-- start of Material for this exercise --
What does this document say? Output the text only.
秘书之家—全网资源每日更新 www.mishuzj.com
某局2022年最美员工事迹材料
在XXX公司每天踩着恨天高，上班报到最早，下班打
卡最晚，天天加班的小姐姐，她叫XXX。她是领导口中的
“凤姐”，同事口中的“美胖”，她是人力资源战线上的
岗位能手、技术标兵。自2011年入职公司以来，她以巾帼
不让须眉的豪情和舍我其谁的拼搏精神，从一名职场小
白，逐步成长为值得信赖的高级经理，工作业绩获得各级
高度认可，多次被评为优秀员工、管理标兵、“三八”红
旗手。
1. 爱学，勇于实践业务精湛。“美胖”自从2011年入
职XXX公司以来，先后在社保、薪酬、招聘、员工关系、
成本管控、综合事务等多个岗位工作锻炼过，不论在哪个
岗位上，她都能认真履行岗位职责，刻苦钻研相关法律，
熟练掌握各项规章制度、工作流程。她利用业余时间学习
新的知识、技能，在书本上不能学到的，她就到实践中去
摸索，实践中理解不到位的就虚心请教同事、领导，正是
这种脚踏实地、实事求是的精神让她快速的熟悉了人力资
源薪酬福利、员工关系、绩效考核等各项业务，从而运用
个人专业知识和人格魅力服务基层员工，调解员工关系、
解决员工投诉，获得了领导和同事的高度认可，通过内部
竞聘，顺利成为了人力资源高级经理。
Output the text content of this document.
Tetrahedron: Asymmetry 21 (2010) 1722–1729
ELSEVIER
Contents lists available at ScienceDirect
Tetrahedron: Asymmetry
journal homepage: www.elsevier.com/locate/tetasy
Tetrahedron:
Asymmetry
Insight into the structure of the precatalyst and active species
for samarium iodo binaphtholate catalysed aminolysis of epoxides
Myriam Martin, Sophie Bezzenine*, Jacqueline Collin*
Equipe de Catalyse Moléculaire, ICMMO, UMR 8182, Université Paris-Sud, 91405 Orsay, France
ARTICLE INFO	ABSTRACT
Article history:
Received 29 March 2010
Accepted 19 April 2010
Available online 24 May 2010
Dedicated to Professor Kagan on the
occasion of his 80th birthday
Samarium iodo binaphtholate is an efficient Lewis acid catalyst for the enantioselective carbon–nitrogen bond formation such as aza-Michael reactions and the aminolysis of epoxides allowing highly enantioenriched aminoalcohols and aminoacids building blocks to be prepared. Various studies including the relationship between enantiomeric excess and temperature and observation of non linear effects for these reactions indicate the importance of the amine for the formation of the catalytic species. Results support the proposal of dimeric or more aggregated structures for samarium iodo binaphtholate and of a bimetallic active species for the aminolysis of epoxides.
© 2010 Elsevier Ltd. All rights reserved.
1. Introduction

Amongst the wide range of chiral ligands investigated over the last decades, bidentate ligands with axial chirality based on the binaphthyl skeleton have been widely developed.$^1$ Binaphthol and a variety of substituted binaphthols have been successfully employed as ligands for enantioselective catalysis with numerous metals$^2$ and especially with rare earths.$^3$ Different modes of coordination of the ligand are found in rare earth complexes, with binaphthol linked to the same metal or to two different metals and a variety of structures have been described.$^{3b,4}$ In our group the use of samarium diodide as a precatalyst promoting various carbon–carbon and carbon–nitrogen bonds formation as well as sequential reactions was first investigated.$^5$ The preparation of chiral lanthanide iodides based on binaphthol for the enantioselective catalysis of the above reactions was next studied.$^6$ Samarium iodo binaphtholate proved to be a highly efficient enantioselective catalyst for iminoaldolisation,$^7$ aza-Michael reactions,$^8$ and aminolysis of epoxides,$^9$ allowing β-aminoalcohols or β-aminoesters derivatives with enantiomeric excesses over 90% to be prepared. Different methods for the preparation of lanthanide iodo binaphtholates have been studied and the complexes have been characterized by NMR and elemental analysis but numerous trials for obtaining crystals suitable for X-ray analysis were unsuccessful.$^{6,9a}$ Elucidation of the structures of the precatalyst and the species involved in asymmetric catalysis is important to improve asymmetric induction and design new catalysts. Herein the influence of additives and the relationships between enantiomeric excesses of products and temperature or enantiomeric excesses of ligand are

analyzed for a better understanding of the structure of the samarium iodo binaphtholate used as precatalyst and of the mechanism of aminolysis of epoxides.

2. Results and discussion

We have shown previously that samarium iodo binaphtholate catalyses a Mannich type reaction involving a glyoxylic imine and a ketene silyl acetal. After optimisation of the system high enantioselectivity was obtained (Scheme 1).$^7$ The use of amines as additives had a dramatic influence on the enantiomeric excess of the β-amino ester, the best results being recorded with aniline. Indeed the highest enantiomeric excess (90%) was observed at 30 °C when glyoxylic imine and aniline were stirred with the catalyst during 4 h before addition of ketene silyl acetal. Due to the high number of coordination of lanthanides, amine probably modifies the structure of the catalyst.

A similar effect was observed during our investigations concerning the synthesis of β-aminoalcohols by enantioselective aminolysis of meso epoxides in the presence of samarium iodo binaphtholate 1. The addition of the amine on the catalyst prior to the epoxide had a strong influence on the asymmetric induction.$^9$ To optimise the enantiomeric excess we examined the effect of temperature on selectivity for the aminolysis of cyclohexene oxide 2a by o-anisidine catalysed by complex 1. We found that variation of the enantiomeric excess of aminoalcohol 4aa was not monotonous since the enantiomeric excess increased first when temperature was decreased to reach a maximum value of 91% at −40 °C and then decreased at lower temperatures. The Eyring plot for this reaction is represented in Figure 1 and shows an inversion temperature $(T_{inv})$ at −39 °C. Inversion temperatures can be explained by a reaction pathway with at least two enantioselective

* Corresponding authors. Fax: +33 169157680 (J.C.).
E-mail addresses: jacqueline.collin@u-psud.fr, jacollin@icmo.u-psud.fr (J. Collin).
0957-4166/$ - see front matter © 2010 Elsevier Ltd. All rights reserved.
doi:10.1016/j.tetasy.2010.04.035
-- end of Material for this exercise --
(Exercise prompt) Considering only the records above, state the number of lines that include the word "addition", with nothing added.

(Problem solution) 2